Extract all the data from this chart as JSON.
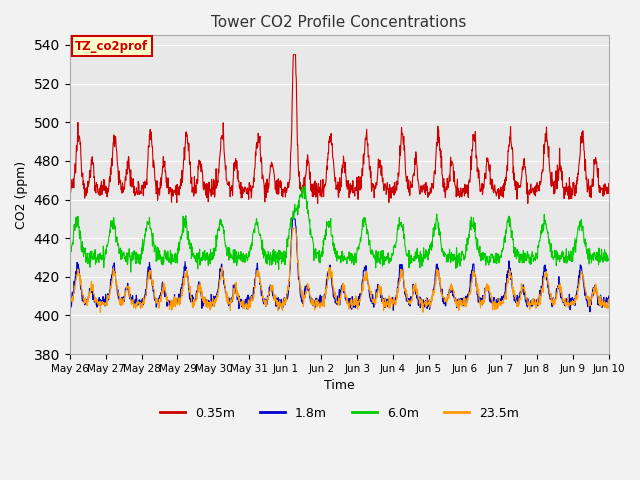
{
  "title": "Tower CO2 Profile Concentrations",
  "xlabel": "Time",
  "ylabel": "CO2 (ppm)",
  "ylim": [
    380,
    545
  ],
  "background_color": "#e8e8e8",
  "fig_background": "#f2f2f2",
  "grid_color": "#ffffff",
  "annotation_text": "TZ_co2prof",
  "annotation_bg": "#ffffcc",
  "annotation_border": "#cc0000",
  "lines": {
    "0.35m": {
      "color": "#cc0000",
      "label": "0.35m"
    },
    "1.8m": {
      "color": "#0000cc",
      "label": "1.8m"
    },
    "6.0m": {
      "color": "#00cc00",
      "label": "6.0m"
    },
    "23.5m": {
      "color": "#ff9900",
      "label": "23.5m"
    }
  },
  "tick_labels": [
    "May 26",
    "May 27",
    "May 28",
    "May 29",
    "May 30",
    "May 31",
    "Jun 1",
    "Jun 2",
    "Jun 3",
    "Jun 4",
    "Jun 5",
    "Jun 6",
    "Jun 7",
    "Jun 8",
    "Jun 9",
    "Jun 10"
  ],
  "tick_positions": [
    0,
    1,
    2,
    3,
    4,
    5,
    6,
    7,
    8,
    9,
    10,
    11,
    12,
    13,
    14,
    15
  ]
}
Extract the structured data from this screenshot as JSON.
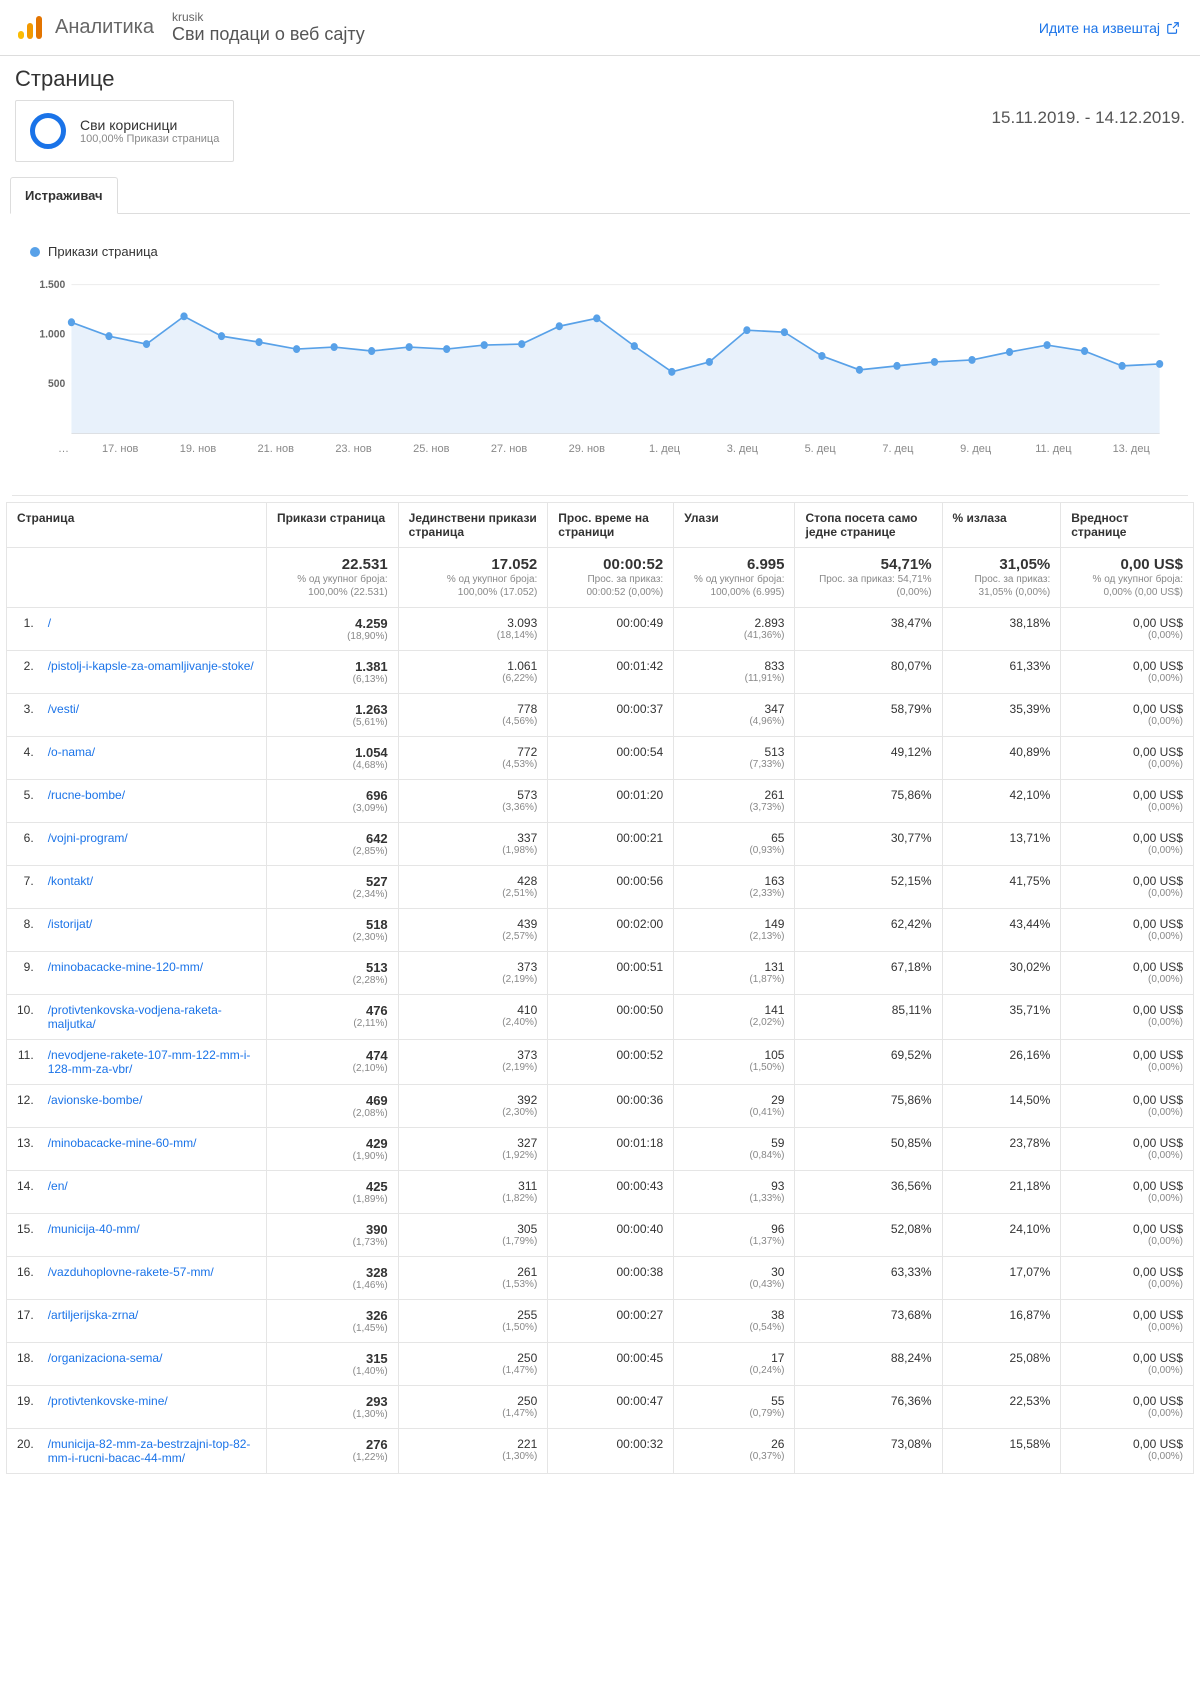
{
  "header": {
    "brand": "Аналитика",
    "account": "krusik",
    "view": "Сви подаци о веб сајту",
    "report_link": "Идите на извештај",
    "logo_colors": {
      "small": "#fbbc04",
      "mid": "#f29900",
      "big": "#e37400"
    }
  },
  "section": {
    "title": "Странице",
    "segment_title": "Сви корисници",
    "segment_sub": "100,00% Прикази страница",
    "date_range": "15.11.2019. - 14.12.2019.",
    "tab": "Истраживач",
    "circle_color": "#1a73e8"
  },
  "chart": {
    "type": "line",
    "legend": "Прикази страница",
    "color": "#58a1e8",
    "fill": "#e8f1fb",
    "grid_color": "#eeeeee",
    "yticks": [
      "1.500",
      "1.000",
      "500"
    ],
    "ylim": [
      0,
      1600
    ],
    "marker_radius": 3.5,
    "line_width": 1.5,
    "xlabels": [
      "…",
      "17. нов",
      "19. нов",
      "21. нов",
      "23. нов",
      "25. нов",
      "27. нов",
      "29. нов",
      "1. дец",
      "3. дец",
      "5. дец",
      "7. дец",
      "9. дец",
      "11. дец",
      "13. дец"
    ],
    "values": [
      1120,
      980,
      900,
      1180,
      980,
      920,
      850,
      870,
      830,
      870,
      850,
      890,
      900,
      1080,
      1160,
      880,
      620,
      720,
      1040,
      1020,
      780,
      640,
      680,
      720,
      740,
      820,
      890,
      830,
      680,
      700
    ]
  },
  "table": {
    "columns": [
      "Страница",
      "Прикази страница",
      "Јединствени прикази страница",
      "Прос. време на страници",
      "Улази",
      "Стопа посета само једне странице",
      "% излаза",
      "Вредност странице"
    ],
    "summary": {
      "pageviews": {
        "v": "22.531",
        "sub": "% од укупног броја: 100,00% (22.531)"
      },
      "unique": {
        "v": "17.052",
        "sub": "% од укупног броја: 100,00% (17.052)"
      },
      "avg_time": {
        "v": "00:00:52",
        "sub": "Прос. за приказ: 00:00:52 (0,00%)"
      },
      "entrances": {
        "v": "6.995",
        "sub": "% од укупног броја: 100,00% (6.995)"
      },
      "bounce": {
        "v": "54,71%",
        "sub": "Прос. за приказ: 54,71% (0,00%)"
      },
      "exit": {
        "v": "31,05%",
        "sub": "Прос. за приказ: 31,05% (0,00%)"
      },
      "value": {
        "v": "0,00 US$",
        "sub": "% од укупног броја: 0,00% (0,00 US$)"
      }
    },
    "rows": [
      {
        "n": "1.",
        "page": "/",
        "pv": "4.259",
        "pvp": "(18,90%)",
        "upv": "3.093",
        "upvp": "(18,14%)",
        "t": "00:00:49",
        "ent": "2.893",
        "entp": "(41,36%)",
        "b": "38,47%",
        "ex": "38,18%",
        "val": "0,00 US$",
        "valp": "(0,00%)"
      },
      {
        "n": "2.",
        "page": "/pistolj-i-kapsle-za-omamljivanje-stoke/",
        "pv": "1.381",
        "pvp": "(6,13%)",
        "upv": "1.061",
        "upvp": "(6,22%)",
        "t": "00:01:42",
        "ent": "833",
        "entp": "(11,91%)",
        "b": "80,07%",
        "ex": "61,33%",
        "val": "0,00 US$",
        "valp": "(0,00%)"
      },
      {
        "n": "3.",
        "page": "/vesti/",
        "pv": "1.263",
        "pvp": "(5,61%)",
        "upv": "778",
        "upvp": "(4,56%)",
        "t": "00:00:37",
        "ent": "347",
        "entp": "(4,96%)",
        "b": "58,79%",
        "ex": "35,39%",
        "val": "0,00 US$",
        "valp": "(0,00%)"
      },
      {
        "n": "4.",
        "page": "/o-nama/",
        "pv": "1.054",
        "pvp": "(4,68%)",
        "upv": "772",
        "upvp": "(4,53%)",
        "t": "00:00:54",
        "ent": "513",
        "entp": "(7,33%)",
        "b": "49,12%",
        "ex": "40,89%",
        "val": "0,00 US$",
        "valp": "(0,00%)"
      },
      {
        "n": "5.",
        "page": "/rucne-bombe/",
        "pv": "696",
        "pvp": "(3,09%)",
        "upv": "573",
        "upvp": "(3,36%)",
        "t": "00:01:20",
        "ent": "261",
        "entp": "(3,73%)",
        "b": "75,86%",
        "ex": "42,10%",
        "val": "0,00 US$",
        "valp": "(0,00%)"
      },
      {
        "n": "6.",
        "page": "/vojni-program/",
        "pv": "642",
        "pvp": "(2,85%)",
        "upv": "337",
        "upvp": "(1,98%)",
        "t": "00:00:21",
        "ent": "65",
        "entp": "(0,93%)",
        "b": "30,77%",
        "ex": "13,71%",
        "val": "0,00 US$",
        "valp": "(0,00%)"
      },
      {
        "n": "7.",
        "page": "/kontakt/",
        "pv": "527",
        "pvp": "(2,34%)",
        "upv": "428",
        "upvp": "(2,51%)",
        "t": "00:00:56",
        "ent": "163",
        "entp": "(2,33%)",
        "b": "52,15%",
        "ex": "41,75%",
        "val": "0,00 US$",
        "valp": "(0,00%)"
      },
      {
        "n": "8.",
        "page": "/istorijat/",
        "pv": "518",
        "pvp": "(2,30%)",
        "upv": "439",
        "upvp": "(2,57%)",
        "t": "00:02:00",
        "ent": "149",
        "entp": "(2,13%)",
        "b": "62,42%",
        "ex": "43,44%",
        "val": "0,00 US$",
        "valp": "(0,00%)"
      },
      {
        "n": "9.",
        "page": "/minobacacke-mine-120-mm/",
        "pv": "513",
        "pvp": "(2,28%)",
        "upv": "373",
        "upvp": "(2,19%)",
        "t": "00:00:51",
        "ent": "131",
        "entp": "(1,87%)",
        "b": "67,18%",
        "ex": "30,02%",
        "val": "0,00 US$",
        "valp": "(0,00%)"
      },
      {
        "n": "10.",
        "page": "/protivtenkovska-vodjena-raketa-maljutka/",
        "pv": "476",
        "pvp": "(2,11%)",
        "upv": "410",
        "upvp": "(2,40%)",
        "t": "00:00:50",
        "ent": "141",
        "entp": "(2,02%)",
        "b": "85,11%",
        "ex": "35,71%",
        "val": "0,00 US$",
        "valp": "(0,00%)"
      },
      {
        "n": "11.",
        "page": "/nevodjene-rakete-107-mm-122-mm-i-128-mm-za-vbr/",
        "pv": "474",
        "pvp": "(2,10%)",
        "upv": "373",
        "upvp": "(2,19%)",
        "t": "00:00:52",
        "ent": "105",
        "entp": "(1,50%)",
        "b": "69,52%",
        "ex": "26,16%",
        "val": "0,00 US$",
        "valp": "(0,00%)"
      },
      {
        "n": "12.",
        "page": "/avionske-bombe/",
        "pv": "469",
        "pvp": "(2,08%)",
        "upv": "392",
        "upvp": "(2,30%)",
        "t": "00:00:36",
        "ent": "29",
        "entp": "(0,41%)",
        "b": "75,86%",
        "ex": "14,50%",
        "val": "0,00 US$",
        "valp": "(0,00%)"
      },
      {
        "n": "13.",
        "page": "/minobacacke-mine-60-mm/",
        "pv": "429",
        "pvp": "(1,90%)",
        "upv": "327",
        "upvp": "(1,92%)",
        "t": "00:01:18",
        "ent": "59",
        "entp": "(0,84%)",
        "b": "50,85%",
        "ex": "23,78%",
        "val": "0,00 US$",
        "valp": "(0,00%)"
      },
      {
        "n": "14.",
        "page": "/en/",
        "pv": "425",
        "pvp": "(1,89%)",
        "upv": "311",
        "upvp": "(1,82%)",
        "t": "00:00:43",
        "ent": "93",
        "entp": "(1,33%)",
        "b": "36,56%",
        "ex": "21,18%",
        "val": "0,00 US$",
        "valp": "(0,00%)"
      },
      {
        "n": "15.",
        "page": "/municija-40-mm/",
        "pv": "390",
        "pvp": "(1,73%)",
        "upv": "305",
        "upvp": "(1,79%)",
        "t": "00:00:40",
        "ent": "96",
        "entp": "(1,37%)",
        "b": "52,08%",
        "ex": "24,10%",
        "val": "0,00 US$",
        "valp": "(0,00%)"
      },
      {
        "n": "16.",
        "page": "/vazduhoplovne-rakete-57-mm/",
        "pv": "328",
        "pvp": "(1,46%)",
        "upv": "261",
        "upvp": "(1,53%)",
        "t": "00:00:38",
        "ent": "30",
        "entp": "(0,43%)",
        "b": "63,33%",
        "ex": "17,07%",
        "val": "0,00 US$",
        "valp": "(0,00%)"
      },
      {
        "n": "17.",
        "page": "/artiljerijska-zrna/",
        "pv": "326",
        "pvp": "(1,45%)",
        "upv": "255",
        "upvp": "(1,50%)",
        "t": "00:00:27",
        "ent": "38",
        "entp": "(0,54%)",
        "b": "73,68%",
        "ex": "16,87%",
        "val": "0,00 US$",
        "valp": "(0,00%)"
      },
      {
        "n": "18.",
        "page": "/organizaciona-sema/",
        "pv": "315",
        "pvp": "(1,40%)",
        "upv": "250",
        "upvp": "(1,47%)",
        "t": "00:00:45",
        "ent": "17",
        "entp": "(0,24%)",
        "b": "88,24%",
        "ex": "25,08%",
        "val": "0,00 US$",
        "valp": "(0,00%)"
      },
      {
        "n": "19.",
        "page": "/protivtenkovske-mine/",
        "pv": "293",
        "pvp": "(1,30%)",
        "upv": "250",
        "upvp": "(1,47%)",
        "t": "00:00:47",
        "ent": "55",
        "entp": "(0,79%)",
        "b": "76,36%",
        "ex": "22,53%",
        "val": "0,00 US$",
        "valp": "(0,00%)"
      },
      {
        "n": "20.",
        "page": "/municija-82-mm-za-bestrzajni-top-82-mm-i-rucni-bacac-44-mm/",
        "pv": "276",
        "pvp": "(1,22%)",
        "upv": "221",
        "upvp": "(1,30%)",
        "t": "00:00:32",
        "ent": "26",
        "entp": "(0,37%)",
        "b": "73,08%",
        "ex": "15,58%",
        "val": "0,00 US$",
        "valp": "(0,00%)"
      }
    ]
  }
}
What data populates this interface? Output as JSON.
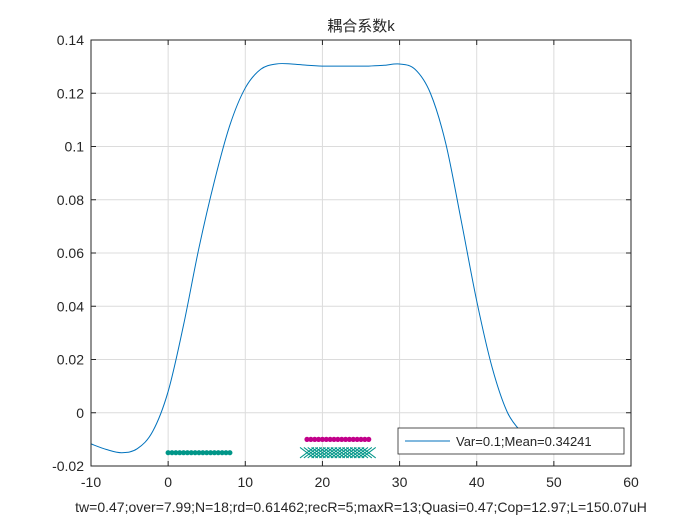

■ **GIVEN REQUEST**
List each line of the entries that holds the string "municija".

■ **RESULT OF THE TASK**
        "page": "/municija-40-mm/",
        "page": "/municija-82-mm-za-bestrzajni-top-82-mm-i-rucni-bacac-44-mm/",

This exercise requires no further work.